[Start of MATERIAL SHOWN]

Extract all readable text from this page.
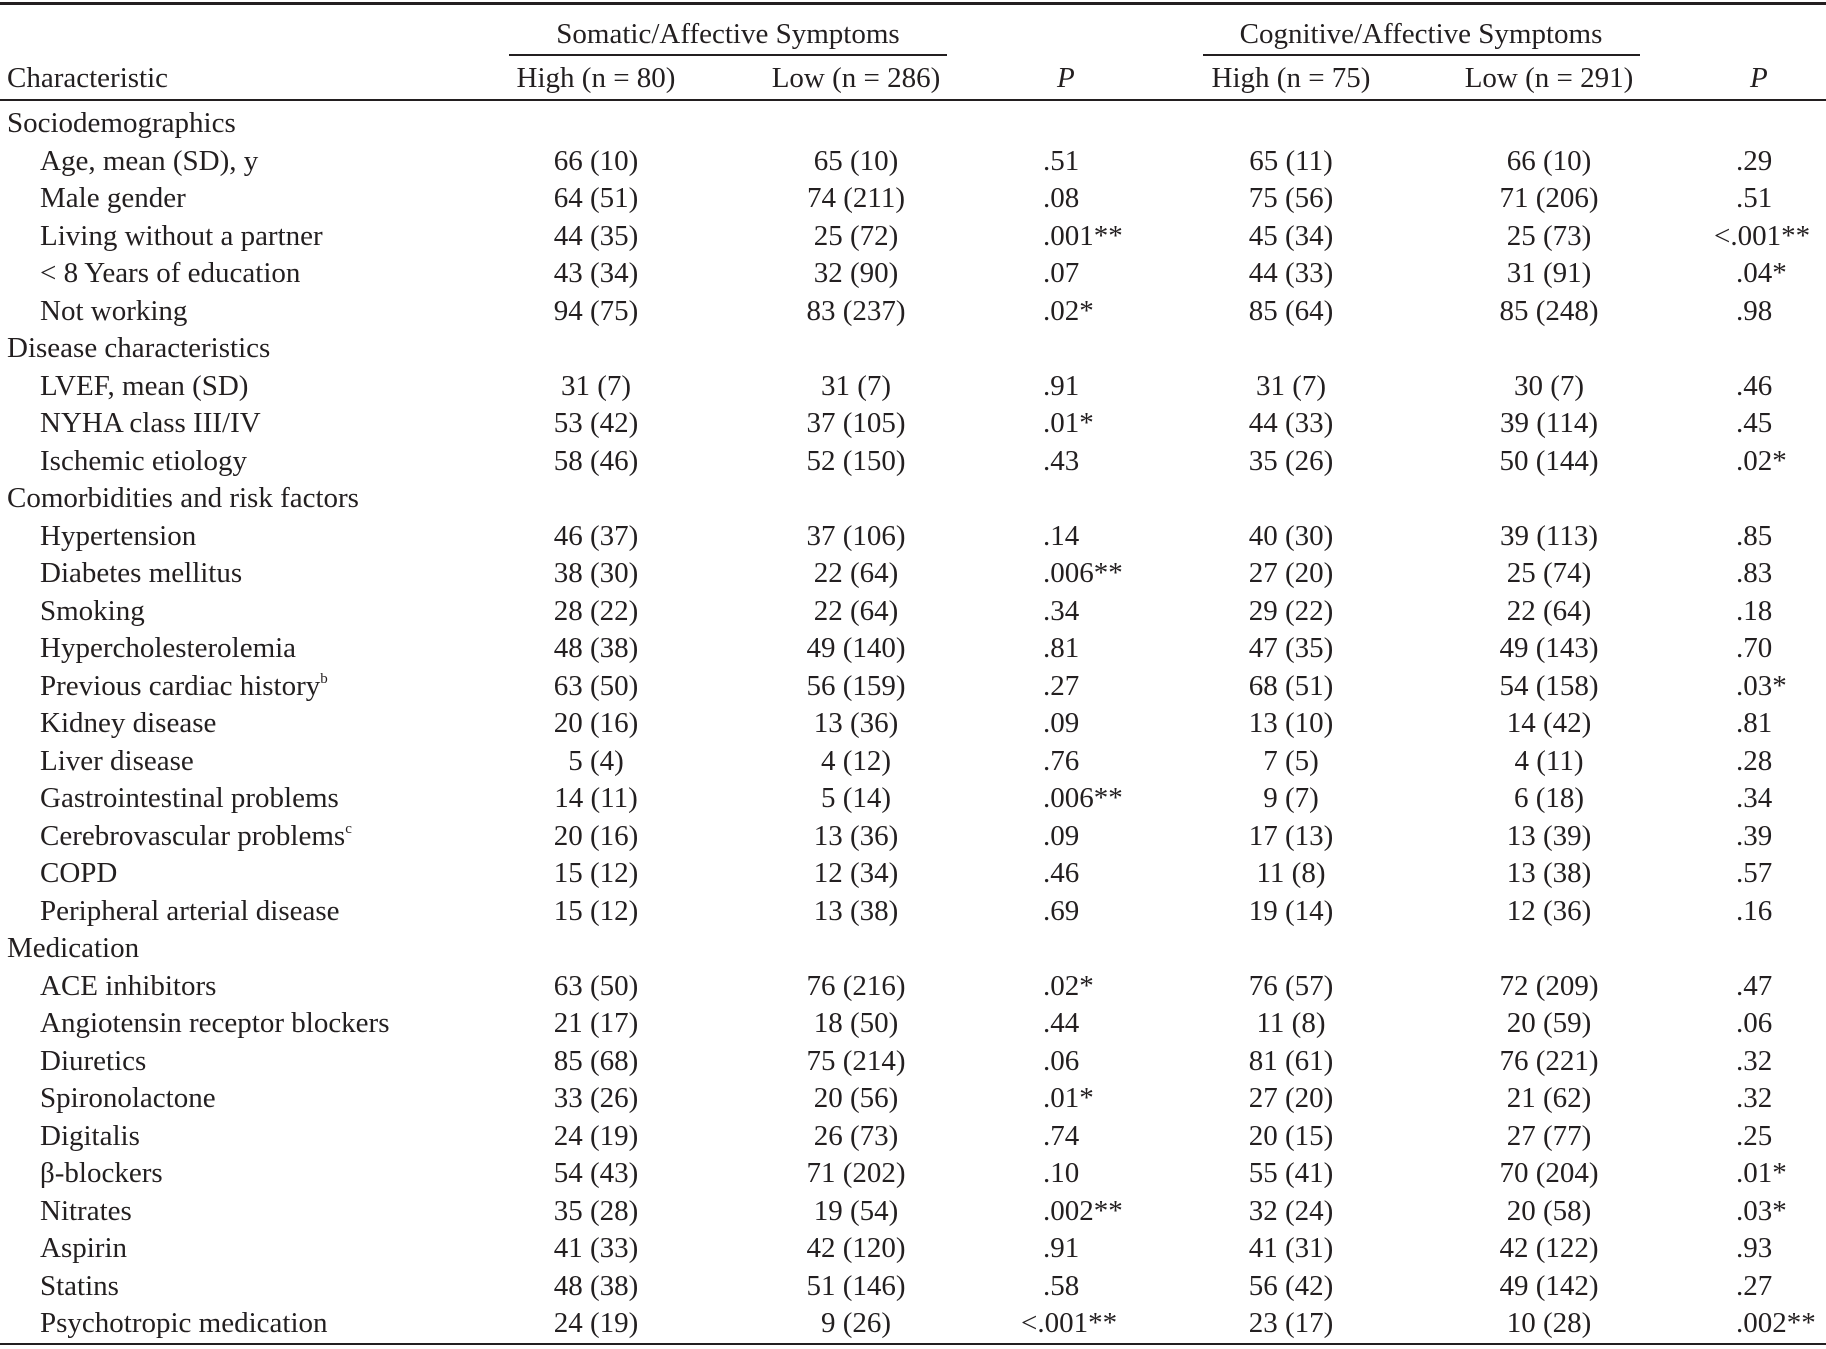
Somatic/Affective Symptoms	Cognitive/Affective Symptoms
Characteristic	High (n = 80)	Low (n = 286)	P	High (n = 75)	Low (n = 291)	P
Sociodemographics
Age, mean (SD), y	66 (10)	65 (10)	.51	65 (11)	66 (10)	.29
Male gender	64 (51)	74 (211)	.08	75 (56)	71 (206)	.51
Living without a partner	44 (35)	25 (72)	.001**	45 (34)	25 (73)	<.001**
< 8 Years of education	43 (34)	32 (90)	.07	44 (33)	31 (91)	.04*
Not working	94 (75)	83 (237)	.02*	85 (64)	85 (248)	.98
Disease characteristics
LVEF, mean (SD)	31 (7)	31 (7)	.91	31 (7)	30 (7)	.46
NYHA class III/IV	53 (42)	37 (105)	.01*	44 (33)	39 (114)	.45
Ischemic etiology	58 (46)	52 (150)	.43	35 (26)	50 (144)	.02*
Comorbidities and risk factors
Hypertension	46 (37)	37 (106)	.14	40 (30)	39 (113)	.85
Diabetes mellitus	38 (30)	22 (64)	.006**	27 (20)	25 (74)	.83
Smoking	28 (22)	22 (64)	.34	29 (22)	22 (64)	.18
Hypercholesterolemia	48 (38)	49 (140)	.81	47 (35)	49 (143)	.70
Previous cardiac history$^b$	63 (50)	56 (159)	.27	68 (51)	54 (158)	.03*
Kidney disease	20 (16)	13 (36)	.09	13 (10)	14 (42)	.81
Liver disease	5 (4)	4 (12)	.76	7 (5)	4 (11)	.28
Gastrointestinal problems	14 (11)	5 (14)	.006**	9 (7)	6 (18)	.34
Cerebrovascular problems$^c$	20 (16)	13 (36)	.09	17 (13)	13 (39)	.39
COPD	15 (12)	12 (34)	.46	11 (8)	13 (38)	.57
Peripheral arterial disease	15 (12)	13 (38)	.69	19 (14)	12 (36)	.16
Medication
ACE inhibitors	63 (50)	76 (216)	.02*	76 (57)	72 (209)	.47
Angiotensin receptor blockers	21 (17)	18 (50)	.44	11 (8)	20 (59)	.06
Diuretics	85 (68)	75 (214)	.06	81 (61)	76 (221)	.32
Spironolactone	33 (26)	20 (56)	.01*	27 (20)	21 (62)	.32
Digitalis	24 (19)	26 (73)	.74	20 (15)	27 (77)	.25
β-blockers	54 (43)	71 (202)	.10	55 (41)	70 (204)	.01*
Nitrates	35 (28)	19 (54)	.002**	32 (24)	20 (58)	.03*
Aspirin	41 (33)	42 (120)	.91	41 (31)	42 (122)	.93
Statins	48 (38)	51 (146)	.58	56 (42)	49 (142)	.27
Psychotropic medication	24 (19)	9 (26)	<.001**	23 (17)	10 (28)	.002**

[End of MATERIAL SHOWN]

**EXERCISE**
Copy the records word for word, leaving no picture in the copy.

**CORRECT RESPONSE**
Extract all readable text from this page.
Somatic/Affective Symptoms	Cognitive/Affective Symptoms
Characteristic	High (n = 80)	Low (n = 286)	P	High (n = 75)	Low (n = 291)	P
Sociodemographics
Age, mean (SD), y	66 (10)	65 (10)	.51	65 (11)	66 (10)	.29
Male gender	64 (51)	74 (211)	.08	75 (56)	71 (206)	.51
Living without a partner	44 (35)	25 (72)	.001**	45 (34)	25 (73)	<.001**
< 8 Years of education	43 (34)	32 (90)	.07	44 (33)	31 (91)	.04*
Not working	94 (75)	83 (237)	.02*	85 (64)	85 (248)	.98
Disease characteristics
LVEF, mean (SD)	31 (7)	31 (7)	.91	31 (7)	30 (7)	.46
NYHA class III/IV	53 (42)	37 (105)	.01*	44 (33)	39 (114)	.45
Ischemic etiology	58 (46)	52 (150)	.43	35 (26)	50 (144)	.02*
Comorbidities and risk factors
Hypertension	46 (37)	37 (106)	.14	40 (30)	39 (113)	.85
Diabetes mellitus	38 (30)	22 (64)	.006**	27 (20)	25 (74)	.83
Smoking	28 (22)	22 (64)	.34	29 (22)	22 (64)	.18
Hypercholesterolemia	48 (38)	49 (140)	.81	47 (35)	49 (143)	.70
Previous cardiac history$^b$	63 (50)	56 (159)	.27	68 (51)	54 (158)	.03*
Kidney disease	20 (16)	13 (36)	.09	13 (10)	14 (42)	.81
Liver disease	5 (4)	4 (12)	.76	7 (5)	4 (11)	.28
Gastrointestinal problems	14 (11)	5 (14)	.006**	9 (7)	6 (18)	.34
Cerebrovascular problems$^c$	20 (16)	13 (36)	.09	17 (13)	13 (39)	.39
COPD	15 (12)	12 (34)	.46	11 (8)	13 (38)	.57
Peripheral arterial disease	15 (12)	13 (38)	.69	19 (14)	12 (36)	.16
Medication
ACE inhibitors	63 (50)	76 (216)	.02*	76 (57)	72 (209)	.47
Angiotensin receptor blockers	21 (17)	18 (50)	.44	11 (8)	20 (59)	.06
Diuretics	85 (68)	75 (214)	.06	81 (61)	76 (221)	.32
Spironolactone	33 (26)	20 (56)	.01*	27 (20)	21 (62)	.32
Digitalis	24 (19)	26 (73)	.74	20 (15)	27 (77)	.25
β-blockers	54 (43)	71 (202)	.10	55 (41)	70 (204)	.01*
Nitrates	35 (28)	19 (54)	.002**	32 (24)	20 (58)	.03*
Aspirin	41 (33)	42 (120)	.91	41 (31)	42 (122)	.93
Statins	48 (38)	51 (146)	.58	56 (42)	49 (142)	.27
Psychotropic medication	24 (19)	9 (26)	<.001**	23 (17)	10 (28)	.002**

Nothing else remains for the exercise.